DATASET RECORDS:
--*--

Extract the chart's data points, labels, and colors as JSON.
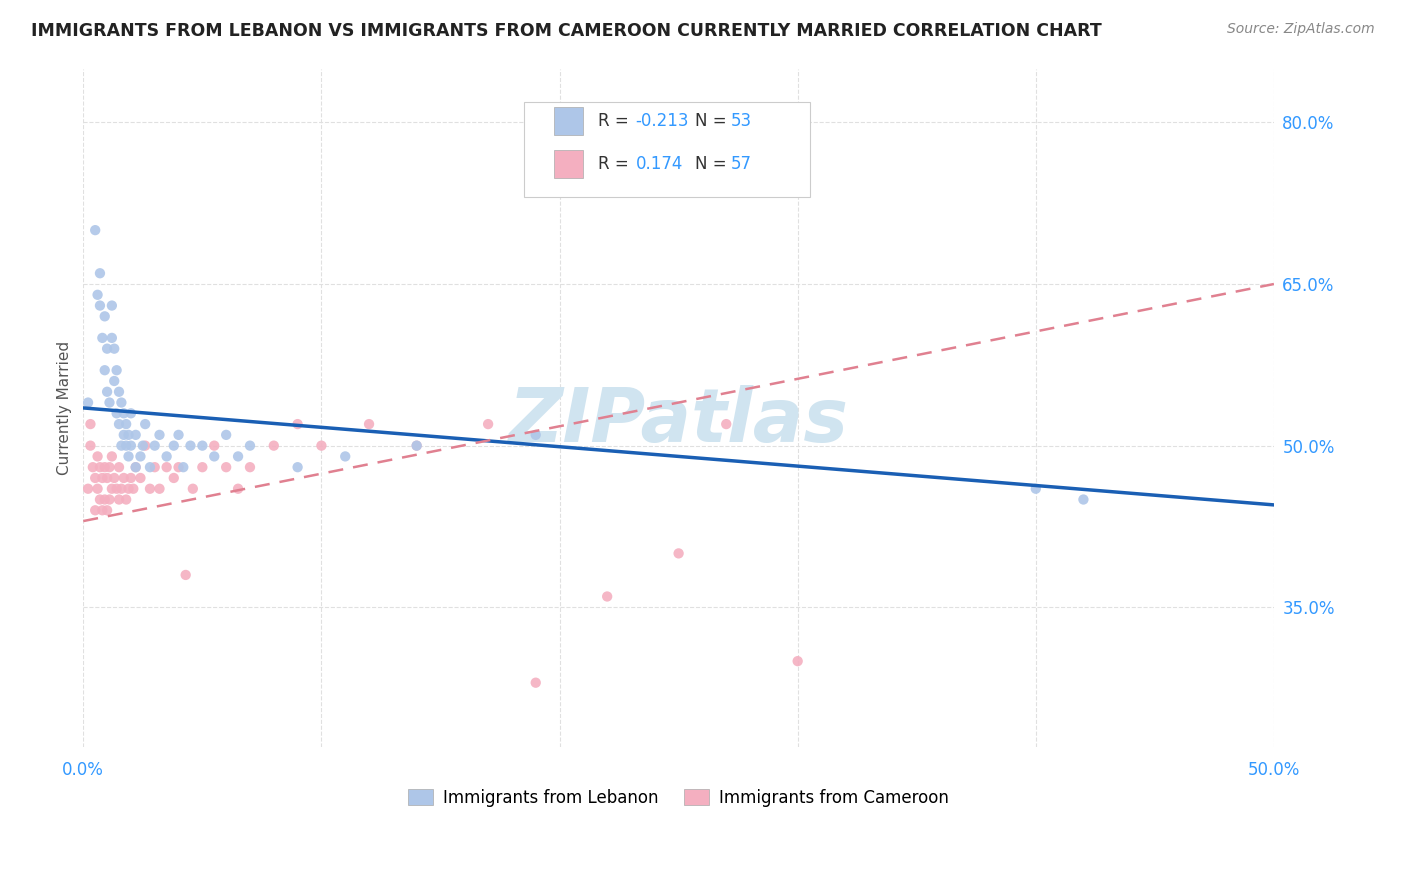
{
  "title": "IMMIGRANTS FROM LEBANON VS IMMIGRANTS FROM CAMEROON CURRENTLY MARRIED CORRELATION CHART",
  "source": "Source: ZipAtlas.com",
  "ylabel": "Currently Married",
  "xlim": [
    0.0,
    0.5
  ],
  "ylim": [
    0.22,
    0.85
  ],
  "ytick_positions": [
    0.35,
    0.5,
    0.65,
    0.8
  ],
  "ytick_labels": [
    "35.0%",
    "50.0%",
    "65.0%",
    "80.0%"
  ],
  "xtick_positions": [
    0.0,
    0.1,
    0.2,
    0.3,
    0.4,
    0.5
  ],
  "xtick_labels": [
    "0.0%",
    "",
    "",
    "",
    "",
    "50.0%"
  ],
  "background_color": "#ffffff",
  "grid_color": "#e0e0e0",
  "title_color": "#222222",
  "source_color": "#888888",
  "watermark": "ZIPatlas",
  "watermark_color": "#d0e4f0",
  "lebanon_color": "#aec6e8",
  "cameroon_color": "#f4afc0",
  "lebanon_line_color": "#1a5fb4",
  "cameroon_line_color": "#e08090",
  "lebanon_x": [
    0.002,
    0.005,
    0.006,
    0.007,
    0.007,
    0.008,
    0.009,
    0.009,
    0.01,
    0.01,
    0.011,
    0.012,
    0.012,
    0.013,
    0.013,
    0.014,
    0.014,
    0.015,
    0.015,
    0.016,
    0.016,
    0.017,
    0.017,
    0.018,
    0.018,
    0.019,
    0.019,
    0.02,
    0.02,
    0.022,
    0.022,
    0.024,
    0.025,
    0.026,
    0.028,
    0.03,
    0.032,
    0.035,
    0.038,
    0.04,
    0.042,
    0.045,
    0.05,
    0.055,
    0.06,
    0.065,
    0.07,
    0.09,
    0.11,
    0.14,
    0.19,
    0.4,
    0.42
  ],
  "lebanon_y": [
    0.54,
    0.7,
    0.64,
    0.63,
    0.66,
    0.6,
    0.62,
    0.57,
    0.55,
    0.59,
    0.54,
    0.6,
    0.63,
    0.56,
    0.59,
    0.53,
    0.57,
    0.52,
    0.55,
    0.5,
    0.54,
    0.51,
    0.53,
    0.5,
    0.52,
    0.49,
    0.51,
    0.5,
    0.53,
    0.48,
    0.51,
    0.49,
    0.5,
    0.52,
    0.48,
    0.5,
    0.51,
    0.49,
    0.5,
    0.51,
    0.48,
    0.5,
    0.5,
    0.49,
    0.51,
    0.49,
    0.5,
    0.48,
    0.49,
    0.5,
    0.51,
    0.46,
    0.45
  ],
  "cameroon_x": [
    0.002,
    0.003,
    0.003,
    0.004,
    0.005,
    0.005,
    0.006,
    0.006,
    0.007,
    0.007,
    0.008,
    0.008,
    0.009,
    0.009,
    0.01,
    0.01,
    0.011,
    0.011,
    0.012,
    0.012,
    0.013,
    0.014,
    0.015,
    0.015,
    0.016,
    0.017,
    0.018,
    0.019,
    0.02,
    0.021,
    0.022,
    0.024,
    0.026,
    0.028,
    0.03,
    0.032,
    0.035,
    0.038,
    0.04,
    0.043,
    0.046,
    0.05,
    0.055,
    0.06,
    0.065,
    0.07,
    0.08,
    0.09,
    0.1,
    0.12,
    0.14,
    0.17,
    0.19,
    0.22,
    0.25,
    0.27,
    0.3
  ],
  "cameroon_y": [
    0.46,
    0.5,
    0.52,
    0.48,
    0.44,
    0.47,
    0.46,
    0.49,
    0.45,
    0.48,
    0.44,
    0.47,
    0.45,
    0.48,
    0.44,
    0.47,
    0.45,
    0.48,
    0.46,
    0.49,
    0.47,
    0.46,
    0.45,
    0.48,
    0.46,
    0.47,
    0.45,
    0.46,
    0.47,
    0.46,
    0.48,
    0.47,
    0.5,
    0.46,
    0.48,
    0.46,
    0.48,
    0.47,
    0.48,
    0.38,
    0.46,
    0.48,
    0.5,
    0.48,
    0.46,
    0.48,
    0.5,
    0.52,
    0.5,
    0.52,
    0.5,
    0.52,
    0.28,
    0.36,
    0.4,
    0.52,
    0.3
  ],
  "legend_box_label1": [
    "R = ",
    "-0.213",
    "  N = ",
    "53"
  ],
  "legend_box_label2": [
    "R =  ",
    "0.174",
    "  N = ",
    "57"
  ],
  "legend_bottom_1": "Immigrants from Lebanon",
  "legend_bottom_2": "Immigrants from Cameroon"
}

--*--

EXERCISE DETAILS:
Pictures are to be left out; all else in the entries above is to be quoted exactly.

TASK ANSWER:
Extract the chart's data points, labels, and colors as JSON.
{
  "title": "IMMIGRANTS FROM LEBANON VS IMMIGRANTS FROM CAMEROON CURRENTLY MARRIED CORRELATION CHART",
  "source": "Source: ZipAtlas.com",
  "ylabel": "Currently Married",
  "xlim": [
    0.0,
    0.5
  ],
  "ylim": [
    0.22,
    0.85
  ],
  "ytick_positions": [
    0.35,
    0.5,
    0.65,
    0.8
  ],
  "ytick_labels": [
    "35.0%",
    "50.0%",
    "65.0%",
    "80.0%"
  ],
  "xtick_positions": [
    0.0,
    0.1,
    0.2,
    0.3,
    0.4,
    0.5
  ],
  "xtick_labels": [
    "0.0%",
    "",
    "",
    "",
    "",
    "50.0%"
  ],
  "background_color": "#ffffff",
  "grid_color": "#e0e0e0",
  "title_color": "#222222",
  "source_color": "#888888",
  "watermark": "ZIPatlas",
  "watermark_color": "#d0e4f0",
  "lebanon_color": "#aec6e8",
  "cameroon_color": "#f4afc0",
  "lebanon_line_color": "#1a5fb4",
  "cameroon_line_color": "#e08090",
  "lebanon_x": [
    0.002,
    0.005,
    0.006,
    0.007,
    0.007,
    0.008,
    0.009,
    0.009,
    0.01,
    0.01,
    0.011,
    0.012,
    0.012,
    0.013,
    0.013,
    0.014,
    0.014,
    0.015,
    0.015,
    0.016,
    0.016,
    0.017,
    0.017,
    0.018,
    0.018,
    0.019,
    0.019,
    0.02,
    0.02,
    0.022,
    0.022,
    0.024,
    0.025,
    0.026,
    0.028,
    0.03,
    0.032,
    0.035,
    0.038,
    0.04,
    0.042,
    0.045,
    0.05,
    0.055,
    0.06,
    0.065,
    0.07,
    0.09,
    0.11,
    0.14,
    0.19,
    0.4,
    0.42
  ],
  "lebanon_y": [
    0.54,
    0.7,
    0.64,
    0.63,
    0.66,
    0.6,
    0.62,
    0.57,
    0.55,
    0.59,
    0.54,
    0.6,
    0.63,
    0.56,
    0.59,
    0.53,
    0.57,
    0.52,
    0.55,
    0.5,
    0.54,
    0.51,
    0.53,
    0.5,
    0.52,
    0.49,
    0.51,
    0.5,
    0.53,
    0.48,
    0.51,
    0.49,
    0.5,
    0.52,
    0.48,
    0.5,
    0.51,
    0.49,
    0.5,
    0.51,
    0.48,
    0.5,
    0.5,
    0.49,
    0.51,
    0.49,
    0.5,
    0.48,
    0.49,
    0.5,
    0.51,
    0.46,
    0.45
  ],
  "cameroon_x": [
    0.002,
    0.003,
    0.003,
    0.004,
    0.005,
    0.005,
    0.006,
    0.006,
    0.007,
    0.007,
    0.008,
    0.008,
    0.009,
    0.009,
    0.01,
    0.01,
    0.011,
    0.011,
    0.012,
    0.012,
    0.013,
    0.014,
    0.015,
    0.015,
    0.016,
    0.017,
    0.018,
    0.019,
    0.02,
    0.021,
    0.022,
    0.024,
    0.026,
    0.028,
    0.03,
    0.032,
    0.035,
    0.038,
    0.04,
    0.043,
    0.046,
    0.05,
    0.055,
    0.06,
    0.065,
    0.07,
    0.08,
    0.09,
    0.1,
    0.12,
    0.14,
    0.17,
    0.19,
    0.22,
    0.25,
    0.27,
    0.3
  ],
  "cameroon_y": [
    0.46,
    0.5,
    0.52,
    0.48,
    0.44,
    0.47,
    0.46,
    0.49,
    0.45,
    0.48,
    0.44,
    0.47,
    0.45,
    0.48,
    0.44,
    0.47,
    0.45,
    0.48,
    0.46,
    0.49,
    0.47,
    0.46,
    0.45,
    0.48,
    0.46,
    0.47,
    0.45,
    0.46,
    0.47,
    0.46,
    0.48,
    0.47,
    0.5,
    0.46,
    0.48,
    0.46,
    0.48,
    0.47,
    0.48,
    0.38,
    0.46,
    0.48,
    0.5,
    0.48,
    0.46,
    0.48,
    0.5,
    0.52,
    0.5,
    0.52,
    0.5,
    0.52,
    0.28,
    0.36,
    0.4,
    0.52,
    0.3
  ],
  "legend_box_label1": [
    "R = ",
    "-0.213",
    "  N = ",
    "53"
  ],
  "legend_box_label2": [
    "R =  ",
    "0.174",
    "  N = ",
    "57"
  ],
  "legend_bottom_1": "Immigrants from Lebanon",
  "legend_bottom_2": "Immigrants from Cameroon"
}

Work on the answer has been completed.